--- START OF RECORDS FOR PROCESSING ---
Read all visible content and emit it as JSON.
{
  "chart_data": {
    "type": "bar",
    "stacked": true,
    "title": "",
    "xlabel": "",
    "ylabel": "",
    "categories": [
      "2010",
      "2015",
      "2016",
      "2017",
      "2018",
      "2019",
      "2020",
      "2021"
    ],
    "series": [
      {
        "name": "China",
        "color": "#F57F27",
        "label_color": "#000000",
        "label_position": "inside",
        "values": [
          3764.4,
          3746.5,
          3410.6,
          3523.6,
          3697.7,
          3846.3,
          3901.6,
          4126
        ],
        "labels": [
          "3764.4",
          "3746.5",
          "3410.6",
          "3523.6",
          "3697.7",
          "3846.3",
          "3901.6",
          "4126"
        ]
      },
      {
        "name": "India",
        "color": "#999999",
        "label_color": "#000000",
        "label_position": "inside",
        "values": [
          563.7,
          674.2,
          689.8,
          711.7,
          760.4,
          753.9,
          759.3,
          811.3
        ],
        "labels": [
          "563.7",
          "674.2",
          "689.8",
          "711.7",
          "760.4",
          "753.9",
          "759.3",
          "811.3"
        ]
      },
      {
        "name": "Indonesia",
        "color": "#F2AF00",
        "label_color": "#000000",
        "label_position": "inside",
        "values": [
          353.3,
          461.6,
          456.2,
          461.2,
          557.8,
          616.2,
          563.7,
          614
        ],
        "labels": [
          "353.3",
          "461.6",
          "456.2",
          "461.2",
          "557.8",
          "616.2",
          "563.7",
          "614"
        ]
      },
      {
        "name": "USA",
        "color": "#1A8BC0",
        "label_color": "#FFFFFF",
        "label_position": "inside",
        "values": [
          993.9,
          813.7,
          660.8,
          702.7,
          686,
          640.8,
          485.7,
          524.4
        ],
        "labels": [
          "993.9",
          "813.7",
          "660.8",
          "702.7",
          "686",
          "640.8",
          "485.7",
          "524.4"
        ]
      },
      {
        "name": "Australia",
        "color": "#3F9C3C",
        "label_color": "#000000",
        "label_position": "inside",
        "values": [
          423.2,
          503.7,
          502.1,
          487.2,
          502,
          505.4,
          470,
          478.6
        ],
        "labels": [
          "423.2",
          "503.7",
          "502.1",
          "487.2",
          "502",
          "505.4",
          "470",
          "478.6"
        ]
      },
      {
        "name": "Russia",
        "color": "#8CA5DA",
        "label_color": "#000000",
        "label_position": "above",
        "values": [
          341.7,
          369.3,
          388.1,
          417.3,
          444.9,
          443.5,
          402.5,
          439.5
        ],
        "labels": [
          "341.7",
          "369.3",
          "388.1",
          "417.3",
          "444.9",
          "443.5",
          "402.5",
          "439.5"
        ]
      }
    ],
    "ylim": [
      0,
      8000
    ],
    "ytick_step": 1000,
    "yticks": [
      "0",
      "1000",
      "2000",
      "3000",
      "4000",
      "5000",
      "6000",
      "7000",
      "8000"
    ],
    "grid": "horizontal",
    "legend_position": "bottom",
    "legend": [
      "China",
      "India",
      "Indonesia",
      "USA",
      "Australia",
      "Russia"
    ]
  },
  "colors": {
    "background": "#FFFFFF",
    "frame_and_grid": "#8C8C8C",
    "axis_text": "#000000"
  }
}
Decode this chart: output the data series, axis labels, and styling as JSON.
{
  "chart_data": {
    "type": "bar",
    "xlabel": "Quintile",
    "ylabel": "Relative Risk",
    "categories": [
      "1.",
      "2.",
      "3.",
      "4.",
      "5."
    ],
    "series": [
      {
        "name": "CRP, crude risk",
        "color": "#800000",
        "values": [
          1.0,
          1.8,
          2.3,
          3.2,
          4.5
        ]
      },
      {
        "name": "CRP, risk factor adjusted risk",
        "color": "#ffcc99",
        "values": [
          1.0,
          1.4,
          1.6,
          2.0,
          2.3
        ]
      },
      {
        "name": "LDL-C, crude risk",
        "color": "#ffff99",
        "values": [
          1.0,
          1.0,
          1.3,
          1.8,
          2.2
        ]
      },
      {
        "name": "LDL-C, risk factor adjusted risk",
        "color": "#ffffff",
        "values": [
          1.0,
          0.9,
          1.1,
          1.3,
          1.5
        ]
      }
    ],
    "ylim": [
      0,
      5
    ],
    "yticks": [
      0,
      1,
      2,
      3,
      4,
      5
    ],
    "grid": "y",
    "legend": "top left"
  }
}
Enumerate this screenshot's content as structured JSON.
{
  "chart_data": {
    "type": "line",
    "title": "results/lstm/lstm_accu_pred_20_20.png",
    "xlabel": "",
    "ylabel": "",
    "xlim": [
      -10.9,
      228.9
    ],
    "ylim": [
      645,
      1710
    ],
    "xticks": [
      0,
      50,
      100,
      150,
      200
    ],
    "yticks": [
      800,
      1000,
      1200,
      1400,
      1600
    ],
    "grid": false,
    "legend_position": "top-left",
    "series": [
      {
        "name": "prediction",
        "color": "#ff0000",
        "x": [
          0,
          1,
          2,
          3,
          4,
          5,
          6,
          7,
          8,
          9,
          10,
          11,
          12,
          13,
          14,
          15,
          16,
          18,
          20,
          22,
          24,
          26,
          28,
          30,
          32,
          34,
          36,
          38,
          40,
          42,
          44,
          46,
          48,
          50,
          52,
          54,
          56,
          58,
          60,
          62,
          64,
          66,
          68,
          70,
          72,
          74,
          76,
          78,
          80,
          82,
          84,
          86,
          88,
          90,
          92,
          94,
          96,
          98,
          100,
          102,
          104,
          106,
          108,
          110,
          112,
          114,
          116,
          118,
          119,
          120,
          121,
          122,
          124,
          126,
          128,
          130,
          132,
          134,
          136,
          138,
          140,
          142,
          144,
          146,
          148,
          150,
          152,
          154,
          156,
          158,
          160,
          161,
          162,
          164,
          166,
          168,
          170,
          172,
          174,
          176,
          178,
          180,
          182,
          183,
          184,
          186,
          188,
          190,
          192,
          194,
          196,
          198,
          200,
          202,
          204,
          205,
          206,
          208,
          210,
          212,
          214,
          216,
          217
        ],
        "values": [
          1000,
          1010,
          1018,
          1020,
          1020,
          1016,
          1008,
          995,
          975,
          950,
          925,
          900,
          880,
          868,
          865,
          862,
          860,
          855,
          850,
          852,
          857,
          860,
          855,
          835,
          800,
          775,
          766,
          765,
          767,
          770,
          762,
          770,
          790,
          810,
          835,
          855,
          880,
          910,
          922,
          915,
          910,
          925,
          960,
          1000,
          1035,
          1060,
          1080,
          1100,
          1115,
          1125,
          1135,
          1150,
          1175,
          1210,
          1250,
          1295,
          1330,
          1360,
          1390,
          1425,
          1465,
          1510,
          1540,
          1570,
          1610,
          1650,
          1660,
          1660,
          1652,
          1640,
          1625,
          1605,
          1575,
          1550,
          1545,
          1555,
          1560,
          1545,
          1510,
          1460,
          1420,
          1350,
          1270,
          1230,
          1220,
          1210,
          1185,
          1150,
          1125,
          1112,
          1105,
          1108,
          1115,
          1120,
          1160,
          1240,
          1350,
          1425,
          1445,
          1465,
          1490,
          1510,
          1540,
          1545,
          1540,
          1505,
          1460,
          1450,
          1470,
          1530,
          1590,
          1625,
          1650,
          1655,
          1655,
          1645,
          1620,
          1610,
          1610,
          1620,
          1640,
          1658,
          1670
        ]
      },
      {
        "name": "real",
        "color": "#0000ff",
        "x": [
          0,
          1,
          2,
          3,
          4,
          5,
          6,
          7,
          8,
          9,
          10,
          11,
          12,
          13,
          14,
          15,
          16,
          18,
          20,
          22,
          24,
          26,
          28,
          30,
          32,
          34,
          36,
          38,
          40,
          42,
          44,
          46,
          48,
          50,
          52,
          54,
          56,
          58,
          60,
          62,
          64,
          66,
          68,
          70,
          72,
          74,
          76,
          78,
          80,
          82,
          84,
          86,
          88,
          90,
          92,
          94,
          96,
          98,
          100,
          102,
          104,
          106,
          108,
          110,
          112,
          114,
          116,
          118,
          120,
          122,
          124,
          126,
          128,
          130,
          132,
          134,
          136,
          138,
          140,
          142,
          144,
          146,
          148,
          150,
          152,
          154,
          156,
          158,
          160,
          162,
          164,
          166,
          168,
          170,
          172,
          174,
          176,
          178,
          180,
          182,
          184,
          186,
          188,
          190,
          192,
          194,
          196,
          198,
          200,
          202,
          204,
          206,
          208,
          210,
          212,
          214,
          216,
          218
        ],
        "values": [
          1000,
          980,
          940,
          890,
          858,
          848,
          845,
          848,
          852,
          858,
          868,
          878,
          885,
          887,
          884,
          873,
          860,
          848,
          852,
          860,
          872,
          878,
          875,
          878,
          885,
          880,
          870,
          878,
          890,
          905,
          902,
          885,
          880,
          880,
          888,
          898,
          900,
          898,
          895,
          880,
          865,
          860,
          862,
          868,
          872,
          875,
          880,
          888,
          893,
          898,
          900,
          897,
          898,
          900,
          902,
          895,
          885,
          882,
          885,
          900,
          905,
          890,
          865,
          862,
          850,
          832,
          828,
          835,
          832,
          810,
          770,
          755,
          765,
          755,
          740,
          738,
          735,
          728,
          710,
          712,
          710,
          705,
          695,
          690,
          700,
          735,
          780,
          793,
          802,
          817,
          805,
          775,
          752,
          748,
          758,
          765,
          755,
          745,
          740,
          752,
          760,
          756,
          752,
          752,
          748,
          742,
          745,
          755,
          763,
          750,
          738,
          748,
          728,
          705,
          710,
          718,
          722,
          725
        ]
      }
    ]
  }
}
--- END OF RECORDS FOR PROCESSING ---
» YOUR TASK
Across the records above, count the lines holding "title" and reply with that number alone.

» SOLUTION
2